▶ SET PROBLEM:
Copy out each line that has "JSON" in it.

▶ DATA SUPPLIED:

--- start ---

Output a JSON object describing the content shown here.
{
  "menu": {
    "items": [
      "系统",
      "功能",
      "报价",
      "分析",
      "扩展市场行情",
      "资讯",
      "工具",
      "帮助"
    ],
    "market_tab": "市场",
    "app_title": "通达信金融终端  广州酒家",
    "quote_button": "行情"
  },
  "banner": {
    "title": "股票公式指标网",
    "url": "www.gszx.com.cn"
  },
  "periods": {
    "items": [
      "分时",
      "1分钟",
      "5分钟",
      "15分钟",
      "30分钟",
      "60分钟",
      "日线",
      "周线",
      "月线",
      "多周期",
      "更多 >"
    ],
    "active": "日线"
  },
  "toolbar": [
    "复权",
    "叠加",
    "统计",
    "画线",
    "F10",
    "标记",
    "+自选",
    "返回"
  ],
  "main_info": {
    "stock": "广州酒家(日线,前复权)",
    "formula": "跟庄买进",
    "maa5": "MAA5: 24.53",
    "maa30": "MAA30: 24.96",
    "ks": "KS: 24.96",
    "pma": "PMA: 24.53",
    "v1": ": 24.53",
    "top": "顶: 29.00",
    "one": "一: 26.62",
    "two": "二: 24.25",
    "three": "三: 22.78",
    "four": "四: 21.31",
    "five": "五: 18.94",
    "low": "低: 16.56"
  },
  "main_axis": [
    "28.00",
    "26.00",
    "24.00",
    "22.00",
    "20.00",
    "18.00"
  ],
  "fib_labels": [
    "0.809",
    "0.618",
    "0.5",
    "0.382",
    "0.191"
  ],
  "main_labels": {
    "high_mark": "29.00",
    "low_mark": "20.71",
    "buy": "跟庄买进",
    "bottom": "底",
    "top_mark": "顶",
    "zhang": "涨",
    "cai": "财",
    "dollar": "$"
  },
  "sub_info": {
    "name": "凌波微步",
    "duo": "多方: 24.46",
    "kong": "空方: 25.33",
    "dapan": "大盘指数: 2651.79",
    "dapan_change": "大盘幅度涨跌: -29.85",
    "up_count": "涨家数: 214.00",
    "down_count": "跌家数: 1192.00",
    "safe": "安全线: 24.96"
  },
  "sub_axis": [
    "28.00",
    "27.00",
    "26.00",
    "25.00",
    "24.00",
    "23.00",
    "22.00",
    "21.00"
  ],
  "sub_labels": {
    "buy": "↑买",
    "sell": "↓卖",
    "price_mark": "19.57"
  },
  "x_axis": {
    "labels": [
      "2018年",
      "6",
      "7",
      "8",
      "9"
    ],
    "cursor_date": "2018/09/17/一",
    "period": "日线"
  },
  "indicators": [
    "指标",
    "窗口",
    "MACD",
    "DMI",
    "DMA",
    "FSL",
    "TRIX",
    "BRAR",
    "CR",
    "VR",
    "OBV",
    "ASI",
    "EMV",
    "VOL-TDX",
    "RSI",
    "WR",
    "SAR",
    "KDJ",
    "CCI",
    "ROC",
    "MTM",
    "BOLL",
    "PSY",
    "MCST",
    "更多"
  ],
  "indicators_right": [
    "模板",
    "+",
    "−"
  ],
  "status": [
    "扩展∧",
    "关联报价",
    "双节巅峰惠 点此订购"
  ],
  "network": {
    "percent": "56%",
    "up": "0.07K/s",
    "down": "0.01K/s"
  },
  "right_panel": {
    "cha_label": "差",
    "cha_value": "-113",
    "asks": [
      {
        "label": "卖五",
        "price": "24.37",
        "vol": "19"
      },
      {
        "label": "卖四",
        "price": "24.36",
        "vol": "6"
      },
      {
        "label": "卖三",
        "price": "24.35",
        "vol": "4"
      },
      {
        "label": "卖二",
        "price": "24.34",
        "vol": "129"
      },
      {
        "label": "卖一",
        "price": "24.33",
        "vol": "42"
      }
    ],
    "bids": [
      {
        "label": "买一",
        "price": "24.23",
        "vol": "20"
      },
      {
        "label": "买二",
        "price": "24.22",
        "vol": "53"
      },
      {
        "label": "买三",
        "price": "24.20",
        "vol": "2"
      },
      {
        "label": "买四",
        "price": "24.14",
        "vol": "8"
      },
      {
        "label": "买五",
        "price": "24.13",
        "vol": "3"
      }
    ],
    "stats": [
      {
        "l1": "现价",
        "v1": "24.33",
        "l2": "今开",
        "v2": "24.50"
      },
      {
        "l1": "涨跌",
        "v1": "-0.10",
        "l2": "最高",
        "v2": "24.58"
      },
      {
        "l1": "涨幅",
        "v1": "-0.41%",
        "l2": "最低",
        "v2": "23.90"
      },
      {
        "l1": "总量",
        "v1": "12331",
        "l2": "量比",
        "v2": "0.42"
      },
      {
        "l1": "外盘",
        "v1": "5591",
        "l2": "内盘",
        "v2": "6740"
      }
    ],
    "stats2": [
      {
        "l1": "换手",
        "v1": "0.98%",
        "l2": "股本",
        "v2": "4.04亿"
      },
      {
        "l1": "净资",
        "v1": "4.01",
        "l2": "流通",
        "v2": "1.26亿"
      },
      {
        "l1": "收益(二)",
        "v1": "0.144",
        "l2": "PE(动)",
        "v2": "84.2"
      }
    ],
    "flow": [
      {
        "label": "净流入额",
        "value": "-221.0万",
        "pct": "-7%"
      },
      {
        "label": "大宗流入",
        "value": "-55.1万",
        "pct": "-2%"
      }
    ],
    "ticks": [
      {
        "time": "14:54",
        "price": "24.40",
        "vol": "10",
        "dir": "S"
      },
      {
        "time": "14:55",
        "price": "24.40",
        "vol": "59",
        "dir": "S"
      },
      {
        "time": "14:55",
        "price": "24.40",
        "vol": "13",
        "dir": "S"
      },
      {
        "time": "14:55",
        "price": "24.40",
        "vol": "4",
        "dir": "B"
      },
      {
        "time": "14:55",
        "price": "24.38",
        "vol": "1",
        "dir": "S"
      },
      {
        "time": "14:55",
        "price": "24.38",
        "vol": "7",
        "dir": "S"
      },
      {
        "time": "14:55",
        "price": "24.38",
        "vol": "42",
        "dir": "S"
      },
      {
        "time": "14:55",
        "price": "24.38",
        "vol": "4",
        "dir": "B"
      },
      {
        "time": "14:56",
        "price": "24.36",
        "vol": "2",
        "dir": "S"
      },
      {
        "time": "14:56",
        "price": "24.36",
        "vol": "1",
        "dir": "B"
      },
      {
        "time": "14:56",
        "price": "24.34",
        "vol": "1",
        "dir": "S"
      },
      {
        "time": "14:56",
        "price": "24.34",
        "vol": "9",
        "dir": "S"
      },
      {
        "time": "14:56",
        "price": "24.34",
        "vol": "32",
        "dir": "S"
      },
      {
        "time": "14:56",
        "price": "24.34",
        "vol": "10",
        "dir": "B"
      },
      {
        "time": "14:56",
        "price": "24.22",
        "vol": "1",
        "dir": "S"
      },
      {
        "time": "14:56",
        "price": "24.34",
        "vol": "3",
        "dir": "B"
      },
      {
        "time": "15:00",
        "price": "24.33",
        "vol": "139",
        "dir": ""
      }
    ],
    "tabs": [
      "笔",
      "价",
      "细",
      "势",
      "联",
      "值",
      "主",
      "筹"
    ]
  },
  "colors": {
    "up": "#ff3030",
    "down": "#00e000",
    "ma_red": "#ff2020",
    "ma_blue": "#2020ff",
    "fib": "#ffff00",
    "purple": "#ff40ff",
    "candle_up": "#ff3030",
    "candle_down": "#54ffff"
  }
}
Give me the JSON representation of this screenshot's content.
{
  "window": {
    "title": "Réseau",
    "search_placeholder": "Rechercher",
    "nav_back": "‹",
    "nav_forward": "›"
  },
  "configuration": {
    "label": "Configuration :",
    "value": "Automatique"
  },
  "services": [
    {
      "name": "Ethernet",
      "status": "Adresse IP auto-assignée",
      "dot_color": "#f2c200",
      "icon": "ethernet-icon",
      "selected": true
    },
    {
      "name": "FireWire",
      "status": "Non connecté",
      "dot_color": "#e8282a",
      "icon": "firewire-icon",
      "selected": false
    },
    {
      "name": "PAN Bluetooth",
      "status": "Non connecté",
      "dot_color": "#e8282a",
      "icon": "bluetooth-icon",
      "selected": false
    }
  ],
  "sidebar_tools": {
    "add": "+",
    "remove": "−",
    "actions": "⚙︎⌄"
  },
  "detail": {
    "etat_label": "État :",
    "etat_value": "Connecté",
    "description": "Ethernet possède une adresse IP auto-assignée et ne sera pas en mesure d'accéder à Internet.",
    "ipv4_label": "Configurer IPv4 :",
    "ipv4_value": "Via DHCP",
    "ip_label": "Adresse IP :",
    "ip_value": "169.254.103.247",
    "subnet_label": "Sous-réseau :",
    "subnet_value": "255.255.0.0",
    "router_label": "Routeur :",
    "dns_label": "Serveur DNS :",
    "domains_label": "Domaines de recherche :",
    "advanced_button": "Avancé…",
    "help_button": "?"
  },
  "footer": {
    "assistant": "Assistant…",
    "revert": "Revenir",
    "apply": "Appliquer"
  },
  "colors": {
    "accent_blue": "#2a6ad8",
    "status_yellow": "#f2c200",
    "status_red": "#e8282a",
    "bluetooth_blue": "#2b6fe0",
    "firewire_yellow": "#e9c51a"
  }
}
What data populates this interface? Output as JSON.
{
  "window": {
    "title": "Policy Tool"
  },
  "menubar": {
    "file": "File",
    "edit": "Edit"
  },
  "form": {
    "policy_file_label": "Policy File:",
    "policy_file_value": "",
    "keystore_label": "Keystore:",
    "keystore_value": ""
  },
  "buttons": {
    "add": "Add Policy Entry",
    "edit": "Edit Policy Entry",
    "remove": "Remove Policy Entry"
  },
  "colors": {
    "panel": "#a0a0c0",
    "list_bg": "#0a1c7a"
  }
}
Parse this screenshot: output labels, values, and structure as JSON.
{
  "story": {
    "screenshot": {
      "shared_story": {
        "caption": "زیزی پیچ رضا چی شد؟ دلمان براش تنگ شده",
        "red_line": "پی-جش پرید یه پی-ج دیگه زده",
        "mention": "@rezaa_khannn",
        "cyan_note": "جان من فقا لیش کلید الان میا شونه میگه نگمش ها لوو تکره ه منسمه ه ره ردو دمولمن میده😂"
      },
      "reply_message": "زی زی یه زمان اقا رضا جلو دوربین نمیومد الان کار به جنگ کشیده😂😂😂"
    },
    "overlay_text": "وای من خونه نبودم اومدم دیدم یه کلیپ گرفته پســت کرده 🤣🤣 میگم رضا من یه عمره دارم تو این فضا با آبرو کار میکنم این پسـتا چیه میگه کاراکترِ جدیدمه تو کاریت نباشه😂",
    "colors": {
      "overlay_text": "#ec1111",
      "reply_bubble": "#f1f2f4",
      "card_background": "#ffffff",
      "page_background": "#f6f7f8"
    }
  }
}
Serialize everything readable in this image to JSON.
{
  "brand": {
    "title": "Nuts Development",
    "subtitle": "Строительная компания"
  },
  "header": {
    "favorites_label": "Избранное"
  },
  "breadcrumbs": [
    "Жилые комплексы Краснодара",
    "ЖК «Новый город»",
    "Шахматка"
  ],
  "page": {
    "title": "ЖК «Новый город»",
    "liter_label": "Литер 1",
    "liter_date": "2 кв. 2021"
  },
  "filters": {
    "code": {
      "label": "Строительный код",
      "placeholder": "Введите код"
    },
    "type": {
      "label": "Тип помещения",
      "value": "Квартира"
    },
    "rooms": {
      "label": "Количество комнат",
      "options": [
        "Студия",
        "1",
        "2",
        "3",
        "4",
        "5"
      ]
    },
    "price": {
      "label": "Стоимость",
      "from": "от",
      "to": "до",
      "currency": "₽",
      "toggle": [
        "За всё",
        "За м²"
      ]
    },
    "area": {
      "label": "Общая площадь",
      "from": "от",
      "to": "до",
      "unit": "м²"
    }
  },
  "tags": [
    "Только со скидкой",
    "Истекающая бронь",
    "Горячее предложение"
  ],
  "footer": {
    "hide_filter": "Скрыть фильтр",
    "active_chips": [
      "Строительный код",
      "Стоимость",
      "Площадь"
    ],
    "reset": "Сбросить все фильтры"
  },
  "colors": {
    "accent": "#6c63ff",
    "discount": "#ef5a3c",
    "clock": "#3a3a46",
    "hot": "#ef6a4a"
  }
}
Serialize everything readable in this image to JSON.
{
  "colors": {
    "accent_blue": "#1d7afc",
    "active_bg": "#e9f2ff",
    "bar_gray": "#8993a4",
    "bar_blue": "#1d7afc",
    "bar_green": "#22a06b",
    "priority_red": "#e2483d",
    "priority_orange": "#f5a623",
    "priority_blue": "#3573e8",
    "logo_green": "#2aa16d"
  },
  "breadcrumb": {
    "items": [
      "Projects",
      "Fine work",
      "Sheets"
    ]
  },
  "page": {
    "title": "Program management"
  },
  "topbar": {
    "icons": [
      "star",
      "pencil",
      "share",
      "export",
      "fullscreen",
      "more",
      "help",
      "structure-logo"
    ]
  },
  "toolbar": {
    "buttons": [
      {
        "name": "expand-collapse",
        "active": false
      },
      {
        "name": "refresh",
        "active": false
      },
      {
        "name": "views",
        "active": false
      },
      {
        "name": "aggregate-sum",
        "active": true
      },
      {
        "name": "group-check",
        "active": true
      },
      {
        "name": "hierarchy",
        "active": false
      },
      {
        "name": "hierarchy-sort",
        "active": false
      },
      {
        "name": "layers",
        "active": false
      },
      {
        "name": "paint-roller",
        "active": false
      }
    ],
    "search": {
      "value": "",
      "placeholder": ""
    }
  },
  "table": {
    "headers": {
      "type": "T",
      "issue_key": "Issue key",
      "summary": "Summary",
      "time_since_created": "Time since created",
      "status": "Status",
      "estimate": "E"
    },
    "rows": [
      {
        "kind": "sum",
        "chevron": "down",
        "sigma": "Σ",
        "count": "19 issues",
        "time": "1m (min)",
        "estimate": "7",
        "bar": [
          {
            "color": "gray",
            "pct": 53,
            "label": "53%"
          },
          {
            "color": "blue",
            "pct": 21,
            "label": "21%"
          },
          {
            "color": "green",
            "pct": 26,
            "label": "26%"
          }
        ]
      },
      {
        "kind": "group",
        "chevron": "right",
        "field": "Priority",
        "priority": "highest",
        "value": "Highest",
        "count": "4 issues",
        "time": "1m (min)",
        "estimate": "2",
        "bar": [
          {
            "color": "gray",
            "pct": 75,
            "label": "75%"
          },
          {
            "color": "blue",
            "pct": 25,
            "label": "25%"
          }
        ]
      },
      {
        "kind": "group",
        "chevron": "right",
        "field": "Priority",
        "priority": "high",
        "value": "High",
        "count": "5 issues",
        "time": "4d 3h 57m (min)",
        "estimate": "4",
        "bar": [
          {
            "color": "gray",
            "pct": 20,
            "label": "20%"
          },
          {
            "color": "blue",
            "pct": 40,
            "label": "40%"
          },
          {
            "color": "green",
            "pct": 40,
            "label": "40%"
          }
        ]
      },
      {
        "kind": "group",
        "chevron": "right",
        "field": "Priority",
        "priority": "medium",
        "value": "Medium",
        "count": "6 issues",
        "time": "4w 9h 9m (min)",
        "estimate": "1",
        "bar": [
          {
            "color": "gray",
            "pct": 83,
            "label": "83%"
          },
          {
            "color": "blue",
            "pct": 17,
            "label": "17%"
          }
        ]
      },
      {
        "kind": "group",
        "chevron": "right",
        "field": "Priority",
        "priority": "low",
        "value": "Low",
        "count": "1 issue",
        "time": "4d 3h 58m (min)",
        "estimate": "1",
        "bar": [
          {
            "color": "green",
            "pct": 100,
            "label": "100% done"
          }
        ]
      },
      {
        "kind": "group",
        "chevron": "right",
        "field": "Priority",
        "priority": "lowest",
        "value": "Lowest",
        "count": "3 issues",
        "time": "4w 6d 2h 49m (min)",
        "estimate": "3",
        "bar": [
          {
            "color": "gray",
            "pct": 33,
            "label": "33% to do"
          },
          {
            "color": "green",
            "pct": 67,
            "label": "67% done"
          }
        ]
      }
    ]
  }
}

--- end ---

▶ SOLUTION TO THIS TASK:
Output a JSON object describing the content shown here.
Give me the JSON representation of this screenshot's content.
What data populates this interface? Output as JSON.
Parse this screenshot: output labels, values, and structure as JSON.
Serialize everything readable in this image to JSON.
Serialize everything readable in this image to JSON.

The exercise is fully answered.